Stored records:
* START *
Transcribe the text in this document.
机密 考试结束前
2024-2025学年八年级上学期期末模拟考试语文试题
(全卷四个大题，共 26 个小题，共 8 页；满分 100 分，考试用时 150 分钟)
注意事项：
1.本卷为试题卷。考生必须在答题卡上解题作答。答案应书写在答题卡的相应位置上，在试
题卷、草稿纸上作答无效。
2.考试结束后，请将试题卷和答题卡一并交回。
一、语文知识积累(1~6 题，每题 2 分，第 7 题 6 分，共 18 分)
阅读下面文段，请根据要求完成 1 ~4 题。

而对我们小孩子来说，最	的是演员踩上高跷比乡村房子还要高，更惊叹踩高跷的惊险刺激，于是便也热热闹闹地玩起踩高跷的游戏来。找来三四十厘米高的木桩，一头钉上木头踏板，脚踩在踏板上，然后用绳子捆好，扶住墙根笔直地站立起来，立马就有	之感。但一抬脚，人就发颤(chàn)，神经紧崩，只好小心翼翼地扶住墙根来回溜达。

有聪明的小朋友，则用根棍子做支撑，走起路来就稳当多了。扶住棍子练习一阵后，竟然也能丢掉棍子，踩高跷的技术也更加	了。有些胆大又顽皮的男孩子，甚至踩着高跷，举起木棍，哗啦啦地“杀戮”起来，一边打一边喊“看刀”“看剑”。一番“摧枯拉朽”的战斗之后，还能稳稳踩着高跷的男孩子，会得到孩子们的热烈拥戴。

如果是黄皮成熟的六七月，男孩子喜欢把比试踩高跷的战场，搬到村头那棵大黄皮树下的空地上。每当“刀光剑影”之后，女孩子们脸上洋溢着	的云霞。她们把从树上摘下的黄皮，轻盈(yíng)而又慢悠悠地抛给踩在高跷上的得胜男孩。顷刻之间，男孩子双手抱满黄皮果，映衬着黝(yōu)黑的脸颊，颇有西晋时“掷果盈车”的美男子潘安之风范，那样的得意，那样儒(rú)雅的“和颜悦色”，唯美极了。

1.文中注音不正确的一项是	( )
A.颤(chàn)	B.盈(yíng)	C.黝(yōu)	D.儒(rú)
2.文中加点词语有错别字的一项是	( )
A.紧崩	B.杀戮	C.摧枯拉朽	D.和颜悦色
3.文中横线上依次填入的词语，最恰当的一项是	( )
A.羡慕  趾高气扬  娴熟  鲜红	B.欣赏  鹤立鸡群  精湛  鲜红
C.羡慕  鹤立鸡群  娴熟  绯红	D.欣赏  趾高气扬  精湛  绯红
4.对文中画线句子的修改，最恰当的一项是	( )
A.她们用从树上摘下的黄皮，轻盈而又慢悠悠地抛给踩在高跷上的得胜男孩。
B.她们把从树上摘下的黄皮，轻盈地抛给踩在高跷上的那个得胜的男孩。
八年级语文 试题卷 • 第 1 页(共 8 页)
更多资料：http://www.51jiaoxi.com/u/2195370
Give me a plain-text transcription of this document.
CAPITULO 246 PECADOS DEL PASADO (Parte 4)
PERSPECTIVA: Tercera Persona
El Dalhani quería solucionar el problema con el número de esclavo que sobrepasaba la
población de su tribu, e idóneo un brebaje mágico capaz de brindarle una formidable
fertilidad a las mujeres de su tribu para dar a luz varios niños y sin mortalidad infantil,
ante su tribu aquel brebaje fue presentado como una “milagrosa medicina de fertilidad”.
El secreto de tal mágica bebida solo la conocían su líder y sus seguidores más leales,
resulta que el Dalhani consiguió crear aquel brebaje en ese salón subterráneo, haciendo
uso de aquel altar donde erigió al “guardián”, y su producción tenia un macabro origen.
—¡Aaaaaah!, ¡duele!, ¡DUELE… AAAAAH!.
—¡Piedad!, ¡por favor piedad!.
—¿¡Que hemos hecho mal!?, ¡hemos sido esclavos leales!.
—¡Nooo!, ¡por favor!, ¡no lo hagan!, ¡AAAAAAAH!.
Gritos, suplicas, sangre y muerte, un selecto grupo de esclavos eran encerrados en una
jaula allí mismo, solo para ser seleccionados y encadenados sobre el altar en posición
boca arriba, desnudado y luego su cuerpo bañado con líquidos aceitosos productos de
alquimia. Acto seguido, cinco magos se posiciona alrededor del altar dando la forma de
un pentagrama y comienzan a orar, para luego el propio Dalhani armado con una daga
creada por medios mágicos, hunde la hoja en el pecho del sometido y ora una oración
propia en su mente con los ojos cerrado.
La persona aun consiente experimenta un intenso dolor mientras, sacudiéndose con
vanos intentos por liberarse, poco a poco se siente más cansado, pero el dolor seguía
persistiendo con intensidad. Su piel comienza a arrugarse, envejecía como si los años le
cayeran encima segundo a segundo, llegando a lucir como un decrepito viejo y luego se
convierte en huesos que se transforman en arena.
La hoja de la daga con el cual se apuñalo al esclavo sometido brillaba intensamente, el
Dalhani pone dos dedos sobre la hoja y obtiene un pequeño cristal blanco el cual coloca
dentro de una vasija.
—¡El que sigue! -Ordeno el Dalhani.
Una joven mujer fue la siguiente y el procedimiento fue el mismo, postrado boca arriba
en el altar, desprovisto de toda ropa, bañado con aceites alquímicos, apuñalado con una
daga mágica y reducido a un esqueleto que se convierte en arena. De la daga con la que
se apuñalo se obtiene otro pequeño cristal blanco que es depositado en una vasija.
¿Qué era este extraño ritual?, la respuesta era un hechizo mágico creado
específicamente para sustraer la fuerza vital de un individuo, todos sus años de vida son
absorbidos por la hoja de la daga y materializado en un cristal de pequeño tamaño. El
* END *
Given task:
Without changing a word, restate the whole listing.

Final answer:
Transcribe the text in this document.
机密 考试结束前
2024-2025学年八年级上学期期末模拟考试语文试题
(全卷四个大题，共 26 个小题，共 8 页；满分 100 分，考试用时 150 分钟)
注意事项：
1.本卷为试题卷。考生必须在答题卡上解题作答。答案应书写在答题卡的相应位置上，在试
题卷、草稿纸上作答无效。
2.考试结束后，请将试题卷和答题卡一并交回。
一、语文知识积累(1~6 题，每题 2 分，第 7 题 6 分，共 18 分)
阅读下面文段，请根据要求完成 1 ~4 题。

而对我们小孩子来说，最	的是演员踩上高跷比乡村房子还要高，更惊叹踩高跷的惊险刺激，于是便也热热闹闹地玩起踩高跷的游戏来。找来三四十厘米高的木桩，一头钉上木头踏板，脚踩在踏板上，然后用绳子捆好，扶住墙根笔直地站立起来，立马就有	之感。但一抬脚，人就发颤(chàn)，神经紧崩，只好小心翼翼地扶住墙根来回溜达。

有聪明的小朋友，则用根棍子做支撑，走起路来就稳当多了。扶住棍子练习一阵后，竟然也能丢掉棍子，踩高跷的技术也更加	了。有些胆大又顽皮的男孩子，甚至踩着高跷，举起木棍，哗啦啦地“杀戮”起来，一边打一边喊“看刀”“看剑”。一番“摧枯拉朽”的战斗之后，还能稳稳踩着高跷的男孩子，会得到孩子们的热烈拥戴。

如果是黄皮成熟的六七月，男孩子喜欢把比试踩高跷的战场，搬到村头那棵大黄皮树下的空地上。每当“刀光剑影”之后，女孩子们脸上洋溢着	的云霞。她们把从树上摘下的黄皮，轻盈(yíng)而又慢悠悠地抛给踩在高跷上的得胜男孩。顷刻之间，男孩子双手抱满黄皮果，映衬着黝(yōu)黑的脸颊，颇有西晋时“掷果盈车”的美男子潘安之风范，那样的得意，那样儒(rú)雅的“和颜悦色”，唯美极了。

1.文中注音不正确的一项是	( )
A.颤(chàn)	B.盈(yíng)	C.黝(yōu)	D.儒(rú)
2.文中加点词语有错别字的一项是	( )
A.紧崩	B.杀戮	C.摧枯拉朽	D.和颜悦色
3.文中横线上依次填入的词语，最恰当的一项是	( )
A.羡慕  趾高气扬  娴熟  鲜红	B.欣赏  鹤立鸡群  精湛  鲜红
C.羡慕  鹤立鸡群  娴熟  绯红	D.欣赏  趾高气扬  精湛  绯红
4.对文中画线句子的修改，最恰当的一项是	( )
A.她们用从树上摘下的黄皮，轻盈而又慢悠悠地抛给踩在高跷上的得胜男孩。
B.她们把从树上摘下的黄皮，轻盈地抛给踩在高跷上的那个得胜的男孩。
八年级语文 试题卷 • 第 1 页(共 8 页)
更多资料：http://www.51jiaoxi.com/u/2195370
Give me a plain-text transcription of this document.
CAPITULO 246 PECADOS DEL PASADO (Parte 4)
PERSPECTIVA: Tercera Persona
El Dalhani quería solucionar el problema con el número de esclavo que sobrepasaba la
población de su tribu, e idóneo un brebaje mágico capaz de brindarle una formidable
fertilidad a las mujeres de su tribu para dar a luz varios niños y sin mortalidad infantil,
ante su tribu aquel brebaje fue presentado como una “milagrosa medicina de fertilidad”.
El secreto de tal mágica bebida solo la conocían su líder y sus seguidores más leales,
resulta que el Dalhani consiguió crear aquel brebaje en ese salón subterráneo, haciendo
uso de aquel altar donde erigió al “guardián”, y su producción tenia un macabro origen.
—¡Aaaaaah!, ¡duele!, ¡DUELE… AAAAAH!.
—¡Piedad!, ¡por favor piedad!.
—¿¡Que hemos hecho mal!?, ¡hemos sido esclavos leales!.
—¡Nooo!, ¡por favor!, ¡no lo hagan!, ¡AAAAAAAH!.
Gritos, suplicas, sangre y muerte, un selecto grupo de esclavos eran encerrados en una
jaula allí mismo, solo para ser seleccionados y encadenados sobre el altar en posición
boca arriba, desnudado y luego su cuerpo bañado con líquidos aceitosos productos de
alquimia. Acto seguido, cinco magos se posiciona alrededor del altar dando la forma de
un pentagrama y comienzan a orar, para luego el propio Dalhani armado con una daga
creada por medios mágicos, hunde la hoja en el pecho del sometido y ora una oración
propia en su mente con los ojos cerrado.
La persona aun consiente experimenta un intenso dolor mientras, sacudiéndose con
vanos intentos por liberarse, poco a poco se siente más cansado, pero el dolor seguía
persistiendo con intensidad. Su piel comienza a arrugarse, envejecía como si los años le
cayeran encima segundo a segundo, llegando a lucir como un decrepito viejo y luego se
convierte en huesos que se transforman en arena.
La hoja de la daga con el cual se apuñalo al esclavo sometido brillaba intensamente, el
Dalhani pone dos dedos sobre la hoja y obtiene un pequeño cristal blanco el cual coloca
dentro de una vasija.
—¡El que sigue! -Ordeno el Dalhani.
Una joven mujer fue la siguiente y el procedimiento fue el mismo, postrado boca arriba
en el altar, desprovisto de toda ropa, bañado con aceites alquímicos, apuñalado con una
daga mágica y reducido a un esqueleto que se convierte en arena. De la daga con la que
se apuñalo se obtiene otro pequeño cristal blanco que es depositado en una vasija.
¿Qué era este extraño ritual?, la respuesta era un hechizo mágico creado
específicamente para sustraer la fuerza vital de un individuo, todos sus años de vida son
absorbidos por la hoja de la daga y materializado en un cristal de pequeño tamaño. El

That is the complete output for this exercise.